▶ [AIM OF THE TASK] Copy out all lines of the records in which the word "Adam" appears.

Chart and figure data:
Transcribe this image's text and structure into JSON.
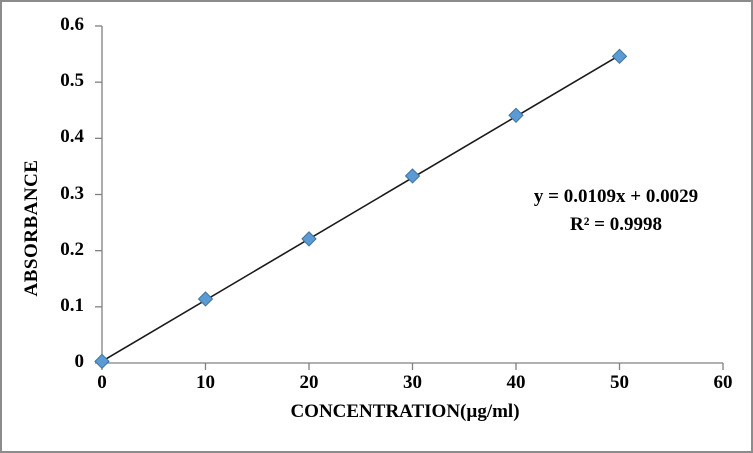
{
  "figure": {
    "background": "#ffffff",
    "border_color": "#8c8c8c",
    "axis_color": "#808080",
    "text_color": "#000000"
  },
  "chart_data": {
    "type": "scatter",
    "title": "",
    "xlabel": "CONCENTRATION(µg/ml)",
    "ylabel": "ABSORBANCE",
    "x": [
      0,
      10,
      20,
      30,
      40,
      50
    ],
    "y": [
      0.003,
      0.114,
      0.221,
      0.333,
      0.441,
      0.546
    ],
    "xlim": [
      0,
      60
    ],
    "ylim": [
      0,
      0.6
    ],
    "x_tick_values": [
      0,
      10,
      20,
      30,
      40,
      50,
      60
    ],
    "x_tick_labels": [
      "0",
      "10",
      "20",
      "30",
      "40",
      "50",
      "60"
    ],
    "y_tick_values": [
      0,
      0.1,
      0.2,
      0.3,
      0.4,
      0.5,
      0.6
    ],
    "y_tick_labels": [
      "0",
      "0.1",
      "0.2",
      "0.3",
      "0.4",
      "0.5",
      "0.6"
    ],
    "grid": false,
    "legend": "none",
    "marker": {
      "shape": "diamond",
      "fill": "#5B9BD5",
      "stroke": "#41719C"
    },
    "trendline": {
      "slope": 0.0109,
      "intercept": 0.0029,
      "x_start": 0,
      "x_end": 50,
      "color": "#1a1a1a"
    },
    "annotation": {
      "equation": "y = 0.0109x + 0.0029",
      "r_squared": "R² = 0.9998"
    }
  }
}
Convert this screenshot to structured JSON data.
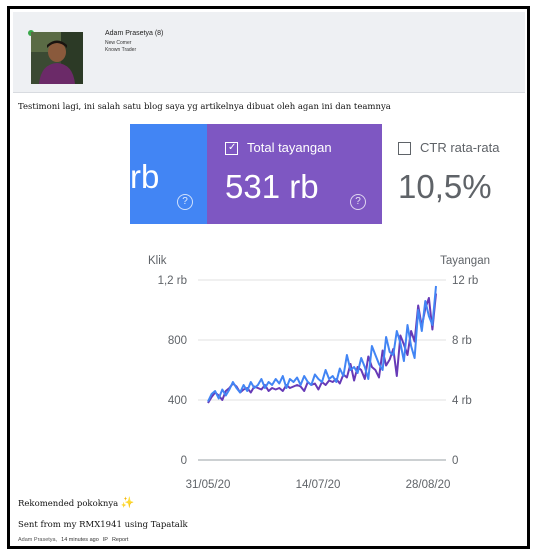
{
  "user": {
    "name": "Adam Prasetya",
    "post_count": "(8)",
    "role1": "New Comer",
    "role2": "Known Trader"
  },
  "post": {
    "text": "Testimoni lagi, ini salah satu blog saya yg artikelnya dibuat oleh agan ini dan teamnya",
    "recommend": "Rekomended pokoknya",
    "signature": "Sent from my RMX1941 using Tapatalk"
  },
  "meta": {
    "author": "Adam Prasetya,",
    "time": "14 minutes ago",
    "ip": "IP",
    "report": "Report"
  },
  "metrics": {
    "clicks_partial": "rb",
    "views_label": "Total tayangan",
    "views_value": "531 rb",
    "ctr_label": "CTR rata-rata",
    "ctr_value": "10,5%",
    "colors": {
      "clicks": "#4285f4",
      "views": "#7e57c2"
    }
  },
  "chart_data": {
    "type": "line",
    "left_axis_label": "Klik",
    "right_axis_label": "Tayangan",
    "left_ticks": [
      "0",
      "400",
      "800",
      "1,2 rb"
    ],
    "right_ticks": [
      "0",
      "4 rb",
      "8 rb",
      "12 rb"
    ],
    "x_ticks": [
      "31/05/20",
      "14/07/20",
      "28/08/20"
    ],
    "ylim_left": [
      0,
      1200
    ],
    "ylim_right": [
      0,
      12000
    ],
    "series": [
      {
        "name": "Klik",
        "color": "#4285f4",
        "axis": "left",
        "values": [
          390,
          440,
          460,
          410,
          470,
          430,
          470,
          520,
          480,
          450,
          500,
          460,
          520,
          480,
          500,
          540,
          480,
          520,
          500,
          540,
          510,
          560,
          480,
          540,
          520,
          550,
          500,
          560,
          520,
          500,
          570,
          540,
          520,
          600,
          540,
          560,
          520,
          610,
          560,
          700,
          600,
          620,
          580,
          680,
          620,
          540,
          760,
          700,
          640,
          600,
          820,
          720,
          700,
          860,
          780,
          660,
          900,
          760,
          680,
          1000,
          860,
          1060,
          960,
          900,
          1160
        ]
      },
      {
        "name": "Tayangan",
        "color": "#673ab7",
        "axis": "right",
        "values": [
          3800,
          4200,
          4500,
          4300,
          4000,
          4600,
          4800,
          5100,
          4900,
          4500,
          4700,
          4800,
          4500,
          4900,
          4800,
          4700,
          5000,
          4600,
          4800,
          4700,
          4800,
          4600,
          5000,
          4800,
          4900,
          5000,
          4900,
          4600,
          5200,
          5000,
          5100,
          4700,
          5200,
          5000,
          5300,
          5200,
          5400,
          5100,
          5700,
          5500,
          6400,
          5300,
          6200,
          6000,
          5400,
          6900,
          6200,
          6000,
          5500,
          7300,
          6300,
          6700,
          7400,
          5600,
          8300,
          7700,
          7000,
          8600,
          7900,
          10300,
          8900,
          10100,
          10800,
          8700,
          11100
        ]
      }
    ]
  }
}
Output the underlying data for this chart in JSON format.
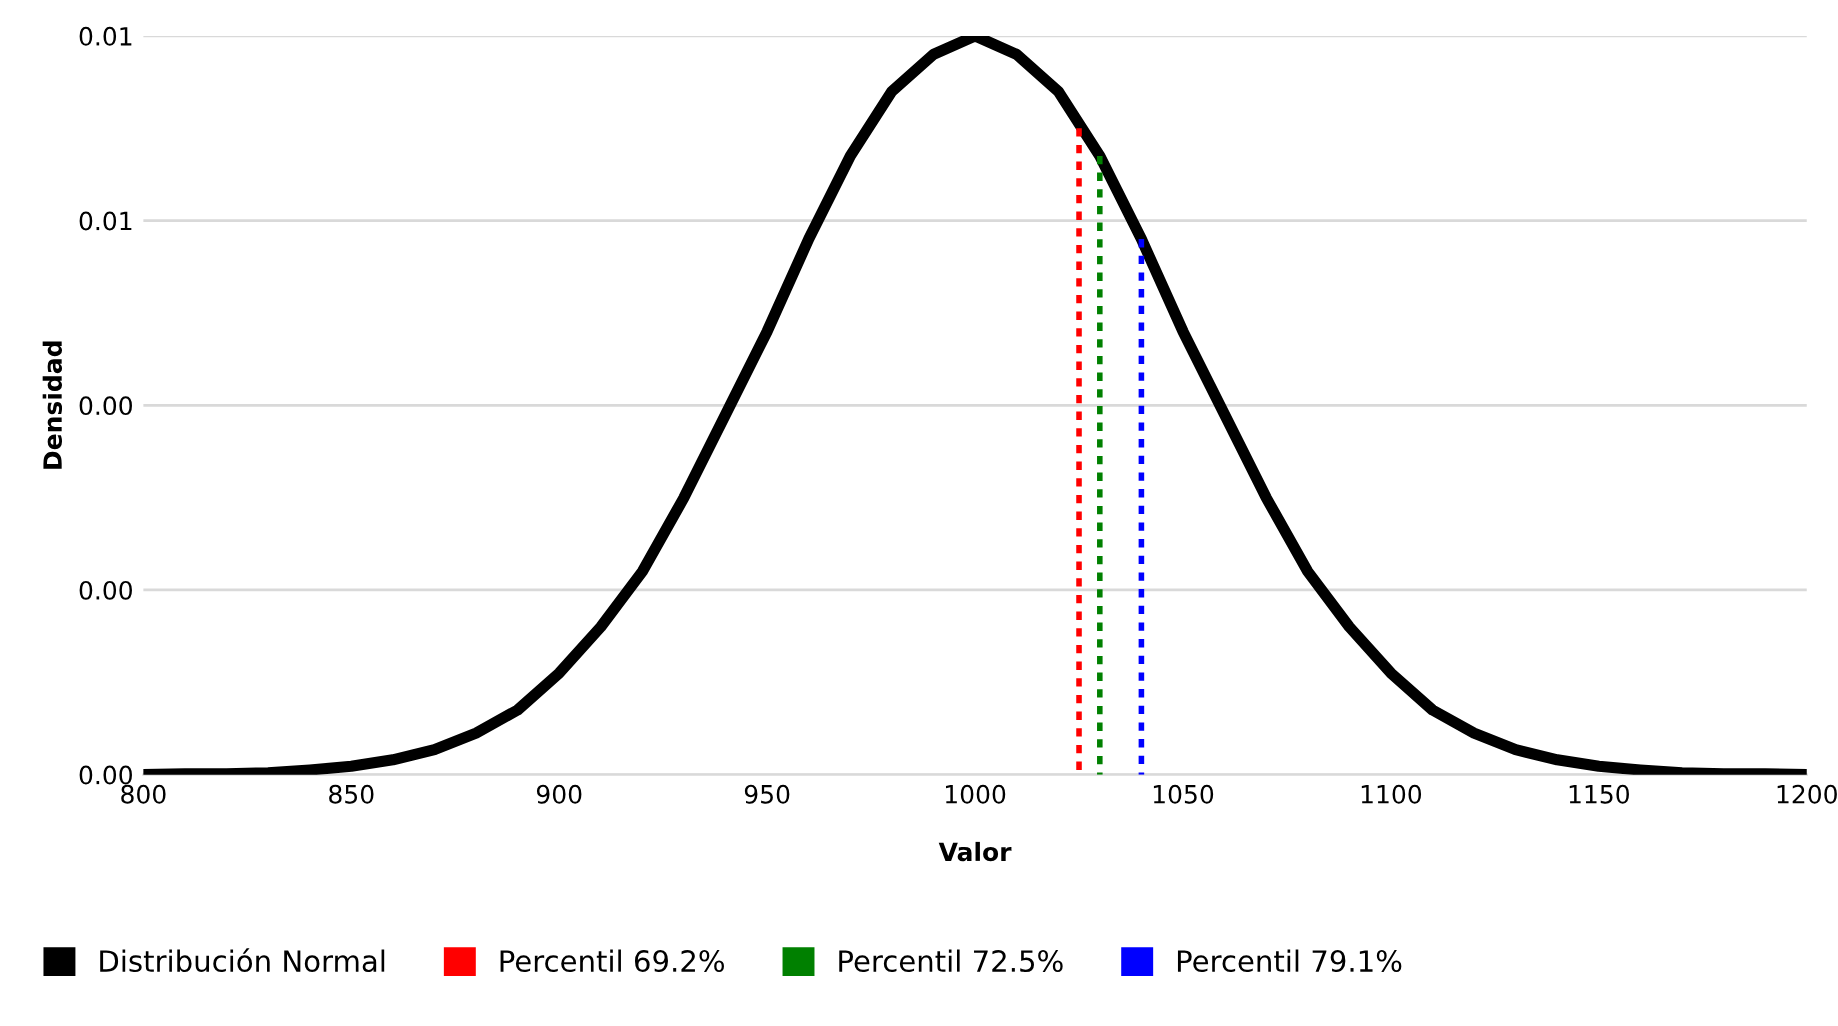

▶ [REPLY TO THE EXERCISE]
    "name": "Adam Prasetya",
    "author": "Adam Prasetya,",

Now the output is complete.